(Dataset entries)
===============
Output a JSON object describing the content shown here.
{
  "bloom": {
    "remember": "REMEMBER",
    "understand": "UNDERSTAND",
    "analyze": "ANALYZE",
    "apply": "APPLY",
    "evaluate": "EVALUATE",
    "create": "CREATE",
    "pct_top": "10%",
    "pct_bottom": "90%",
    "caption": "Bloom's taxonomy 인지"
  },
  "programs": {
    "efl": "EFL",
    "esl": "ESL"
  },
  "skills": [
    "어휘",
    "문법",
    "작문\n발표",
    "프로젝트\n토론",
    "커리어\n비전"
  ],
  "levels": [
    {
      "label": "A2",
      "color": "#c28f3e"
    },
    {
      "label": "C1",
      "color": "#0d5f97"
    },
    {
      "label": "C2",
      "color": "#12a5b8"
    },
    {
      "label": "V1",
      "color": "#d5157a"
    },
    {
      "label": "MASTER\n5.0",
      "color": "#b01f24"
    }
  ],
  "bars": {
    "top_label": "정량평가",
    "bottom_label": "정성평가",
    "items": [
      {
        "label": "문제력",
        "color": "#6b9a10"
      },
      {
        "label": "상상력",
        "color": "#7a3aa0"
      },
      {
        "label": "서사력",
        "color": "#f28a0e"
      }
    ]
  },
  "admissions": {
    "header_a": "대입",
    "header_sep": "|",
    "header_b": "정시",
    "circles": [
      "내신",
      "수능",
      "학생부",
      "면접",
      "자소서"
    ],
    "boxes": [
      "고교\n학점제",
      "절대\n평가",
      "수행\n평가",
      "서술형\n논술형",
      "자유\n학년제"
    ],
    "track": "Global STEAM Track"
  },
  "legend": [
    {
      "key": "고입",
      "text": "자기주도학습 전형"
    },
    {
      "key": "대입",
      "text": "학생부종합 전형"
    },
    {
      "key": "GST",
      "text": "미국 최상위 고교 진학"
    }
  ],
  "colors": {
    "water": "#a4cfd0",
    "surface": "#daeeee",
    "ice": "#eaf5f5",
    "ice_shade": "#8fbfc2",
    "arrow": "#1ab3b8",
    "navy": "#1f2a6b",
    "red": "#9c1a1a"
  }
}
===============
**Stated task:**
All of the material above needs to be copied exactly.

**Output of the task:**
Output a JSON object describing the content shown here.
{
  "bloom": {
    "remember": "REMEMBER",
    "understand": "UNDERSTAND",
    "analyze": "ANALYZE",
    "apply": "APPLY",
    "evaluate": "EVALUATE",
    "create": "CREATE",
    "pct_top": "10%",
    "pct_bottom": "90%",
    "caption": "Bloom's taxonomy 인지"
  },
  "programs": {
    "efl": "EFL",
    "esl": "ESL"
  },
  "skills": [
    "어휘",
    "문법",
    "작문\n발표",
    "프로젝트\n토론",
    "커리어\n비전"
  ],
  "levels": [
    {
      "label": "A2",
      "color": "#c28f3e"
    },
    {
      "label": "C1",
      "color": "#0d5f97"
    },
    {
      "label": "C2",
      "color": "#12a5b8"
    },
    {
      "label": "V1",
      "color": "#d5157a"
    },
    {
      "label": "MASTER\n5.0",
      "color": "#b01f24"
    }
  ],
  "bars": {
    "top_label": "정량평가",
    "bottom_label": "정성평가",
    "items": [
      {
        "label": "문제력",
        "color": "#6b9a10"
      },
      {
        "label": "상상력",
        "color": "#7a3aa0"
      },
      {
        "label": "서사력",
        "color": "#f28a0e"
      }
    ]
  },
  "admissions": {
    "header_a": "대입",
    "header_sep": "|",
    "header_b": "정시",
    "circles": [
      "내신",
      "수능",
      "학생부",
      "면접",
      "자소서"
    ],
    "boxes": [
      "고교\n학점제",
      "절대\n평가",
      "수행\n평가",
      "서술형\n논술형",
      "자유\n학년제"
    ],
    "track": "Global STEAM Track"
  },
  "legend": [
    {
      "key": "고입",
      "text": "자기주도학습 전형"
    },
    {
      "key": "대입",
      "text": "학생부종합 전형"
    },
    {
      "key": "GST",
      "text": "미국 최상위 고교 진학"
    }
  ],
  "colors": {
    "water": "#a4cfd0",
    "surface": "#daeeee",
    "ice": "#eaf5f5",
    "ice_shade": "#8fbfc2",
    "arrow": "#1ab3b8",
    "navy": "#1f2a6b",
    "red": "#9c1a1a"
  }
}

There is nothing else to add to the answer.